Data listing:

+++

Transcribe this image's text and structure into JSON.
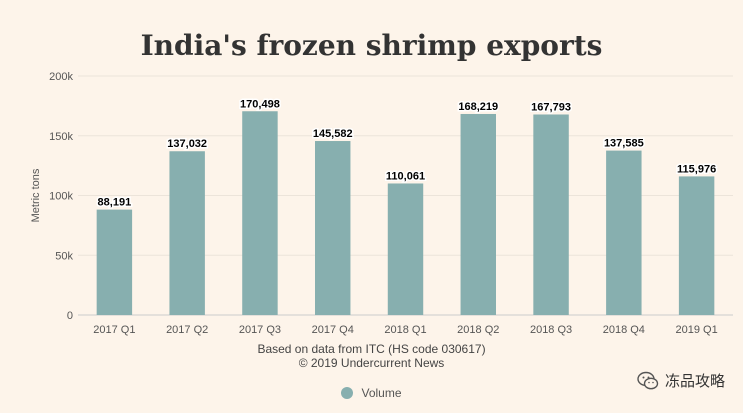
{
  "chart_data": {
    "type": "bar",
    "title": "India's frozen shrimp exports",
    "ylabel": "Metric tons",
    "xlabel": "",
    "categories": [
      "2017 Q1",
      "2017 Q2",
      "2017 Q3",
      "2017 Q4",
      "2018 Q1",
      "2018 Q2",
      "2018 Q3",
      "2018 Q4",
      "2019 Q1"
    ],
    "series": [
      {
        "name": "Volume",
        "values": [
          88191,
          137032,
          170498,
          145582,
          110061,
          168219,
          167793,
          137585,
          115976
        ],
        "labels": [
          "88,191",
          "137,032",
          "170,498",
          "145,582",
          "110,061",
          "168,219",
          "167,793",
          "137,585",
          "115,976"
        ]
      }
    ],
    "ylim": [
      0,
      200000
    ],
    "yticks": [
      0,
      50000,
      100000,
      150000,
      200000
    ],
    "ytick_labels": [
      "0",
      "50k",
      "100k",
      "150k",
      "200k"
    ],
    "grid": true,
    "legend_position": "bottom-center",
    "bar_color": "#87afaf",
    "caption": [
      "Based on data from ITC (HS code 030617)",
      "© 2019 Undercurrent News"
    ]
  },
  "watermark": {
    "text": "冻品攻略",
    "icon": "wechat-icon"
  }
}
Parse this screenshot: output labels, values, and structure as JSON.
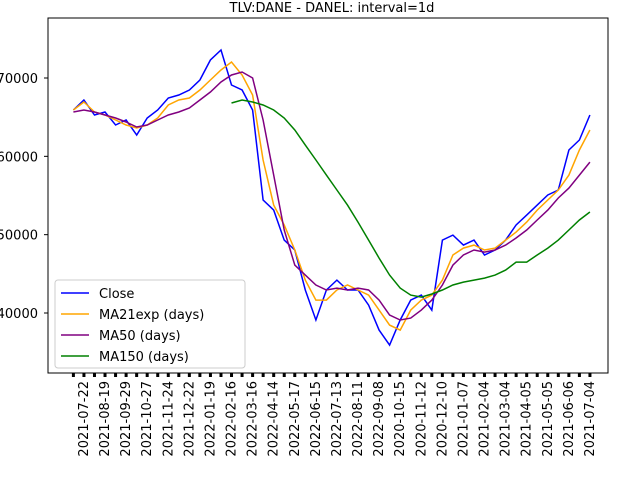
{
  "chart_data": {
    "type": "line",
    "title": "TLV:DANE - DANEL: interval=1d",
    "categories": [
      null,
      "2021-07-22",
      null,
      "2021-08-19",
      null,
      "2021-09-29",
      null,
      "2021-10-27",
      null,
      "2021-11-24",
      null,
      "2021-12-22",
      null,
      "2022-01-19",
      null,
      "2022-02-16",
      null,
      "2022-03-16",
      null,
      "2022-04-14",
      null,
      "2022-05-17",
      null,
      "2022-06-15",
      null,
      "2022-07-13",
      null,
      "2022-08-11",
      null,
      "2022-09-08",
      null,
      "2020-10-15",
      null,
      "2020-11-12",
      null,
      "2020-12-10",
      null,
      "2021-01-07",
      null,
      "2021-02-04",
      null,
      "2021-03-04",
      null,
      "2021-04-05",
      null,
      "2021-05-05",
      null,
      "2021-06-06",
      null,
      "2021-07-04"
    ],
    "series": [
      {
        "name": "Close",
        "color": "#0000ff",
        "values": [
          65910,
          67190,
          65280,
          65660,
          64000,
          64640,
          62720,
          64890,
          65910,
          67450,
          67830,
          68470,
          69740,
          72300,
          73570,
          69110,
          68470,
          65910,
          54420,
          53140,
          49310,
          48040,
          42930,
          39100,
          42930,
          44200,
          42930,
          42930,
          41010,
          37820,
          35900,
          39100,
          41650,
          42290,
          40370,
          49310,
          49950,
          48670,
          49310,
          47400,
          48040,
          49310,
          51230,
          52500,
          53780,
          55060,
          55700,
          60810,
          62080,
          65280
        ]
      },
      {
        "name": "MA21exp (days)",
        "color": "#ffa500",
        "values": [
          65910,
          66940,
          65660,
          65280,
          64640,
          64000,
          63620,
          64000,
          64890,
          66550,
          67190,
          67450,
          68470,
          69740,
          71020,
          72040,
          70380,
          67830,
          59530,
          53780,
          51230,
          48040,
          44200,
          41650,
          41650,
          42930,
          43570,
          42930,
          42290,
          40370,
          38460,
          37820,
          40370,
          41650,
          42290,
          44200,
          47400,
          48290,
          48670,
          48040,
          48290,
          49310,
          50330,
          51610,
          53140,
          54420,
          55700,
          57610,
          60810,
          63360
        ]
      },
      {
        "name": "MA50 (days)",
        "color": "#800080",
        "values": [
          65660,
          65910,
          65660,
          65280,
          64890,
          64380,
          63740,
          64000,
          64640,
          65280,
          65660,
          66170,
          67190,
          68210,
          69490,
          70380,
          70770,
          70000,
          64640,
          57610,
          50590,
          46120,
          44840,
          43570,
          42930,
          43180,
          42930,
          43180,
          42930,
          41650,
          39740,
          39100,
          39350,
          40370,
          41650,
          43570,
          46120,
          47400,
          48040,
          47780,
          48040,
          48670,
          49570,
          50590,
          51870,
          53140,
          54680,
          55950,
          57610,
          59270
        ]
      },
      {
        "name": "MA150 (days)",
        "color": "#008000",
        "values": [
          null,
          null,
          null,
          null,
          null,
          null,
          null,
          null,
          null,
          null,
          null,
          null,
          null,
          null,
          null,
          66810,
          67190,
          66940,
          66550,
          65910,
          64890,
          63360,
          61440,
          59530,
          57610,
          55700,
          53780,
          51610,
          49310,
          47010,
          44840,
          43180,
          42290,
          42030,
          42420,
          42930,
          43570,
          43950,
          44200,
          44460,
          44840,
          45480,
          46500,
          46500,
          47400,
          48290,
          49310,
          50590,
          51870,
          52890
        ]
      }
    ],
    "ylim": [
      32340,
      77660
    ],
    "yticks": [
      {
        "value": 40000,
        "label": "40000"
      },
      {
        "value": 50000,
        "label": "50000"
      },
      {
        "value": 60000,
        "label": "60000"
      },
      {
        "value": 70000,
        "label": "70000"
      }
    ],
    "legend": "lower left"
  }
}
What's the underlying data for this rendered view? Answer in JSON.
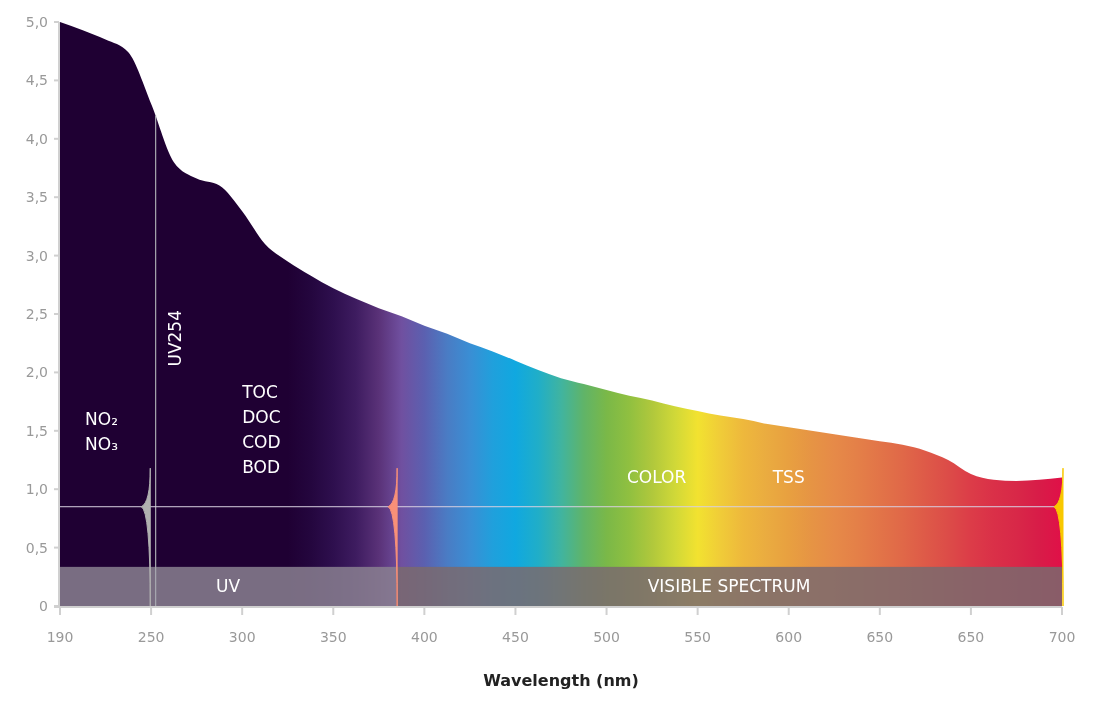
{
  "chart_data": {
    "type": "area",
    "xlabel": "Wavelength (nm)",
    "categories": [
      "190",
      null,
      null,
      null,
      "250",
      null,
      null,
      null,
      "300",
      null,
      null,
      null,
      "350",
      null,
      null,
      null,
      "400",
      null,
      null,
      null,
      "450",
      null,
      null,
      null,
      "500",
      null,
      null,
      null,
      "550",
      null,
      null,
      null,
      "600",
      null,
      null,
      null,
      "650",
      null,
      null,
      null,
      "650",
      null,
      null,
      null,
      "700"
    ],
    "ylim": [
      0,
      5
    ],
    "yticks": [
      {
        "value": 0,
        "label": "0"
      },
      {
        "value": 0.5,
        "label": "0,5"
      },
      {
        "value": 1,
        "label": "1,0"
      },
      {
        "value": 1.5,
        "label": "1,5"
      },
      {
        "value": 2,
        "label": "2,0"
      },
      {
        "value": 2.5,
        "label": "2,5"
      },
      {
        "value": 3,
        "label": "3,0"
      },
      {
        "value": 3.5,
        "label": "3,5"
      },
      {
        "value": 4,
        "label": "4,0"
      },
      {
        "value": 4.5,
        "label": "4,5"
      },
      {
        "value": 5,
        "label": "5,0"
      }
    ],
    "grid": false,
    "series": [
      {
        "values": [
          5,
          4.93,
          4.85,
          4.74,
          4.3,
          3.8,
          3.66,
          3.6,
          3.38,
          3.1,
          2.95,
          2.83,
          2.72,
          2.63,
          2.55,
          2.48,
          2.4,
          2.33,
          2.25,
          2.18,
          2.1,
          2.02,
          1.95,
          1.9,
          1.85,
          1.8,
          1.76,
          1.71,
          1.67,
          1.63,
          1.6,
          1.56,
          1.53,
          1.5,
          1.47,
          1.44,
          1.41,
          1.38,
          1.33,
          1.25,
          1.13,
          1.08,
          1.07,
          1.08,
          1.1
        ],
        "colors": [
          "#1f0033",
          "#1f0033",
          "#1f0033",
          "#1f0033",
          "#1f0033",
          "#1f0033",
          "#1f0033",
          "#1f0033",
          "#1f0033",
          "#1f0033",
          "#1f0033",
          "#24063e",
          "#2e0f4e",
          "#3e1c60",
          "#5a3278",
          "#7050a0",
          "#5b60b0",
          "#4a7cc4",
          "#3a8ed4",
          "#20a0dc",
          "#10a8e0",
          "#20aec8",
          "#40b4a0",
          "#60b468",
          "#7ab848",
          "#90c040",
          "#b0c83c",
          "#d0d838",
          "#f2e230",
          "#f0cc38",
          "#eeb83c",
          "#eaac40",
          "#e8a040",
          "#e69444",
          "#e68a48",
          "#e48048",
          "#e27448",
          "#e06848",
          "#de5a48",
          "#dc4c48",
          "#dc3c48",
          "#da3048",
          "#d82848",
          "#d81c48",
          "#e01048"
        ]
      }
    ],
    "ref_lines": [
      {
        "axis": "y",
        "value": 0.85,
        "color": "#d8d0e0"
      }
    ],
    "annotations": [
      "NO₂\nNO₃",
      "TOC\nDOC\nCOD\nBOD",
      "COLOR",
      "TSS",
      "UV254",
      "UV",
      "VISIBLE SPECTRUM"
    ]
  }
}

+++

THE PROBLEM
Of the lines above, how many include the word "name"? Reply with the number alone.

ANSWER TO THE PROBLEM
5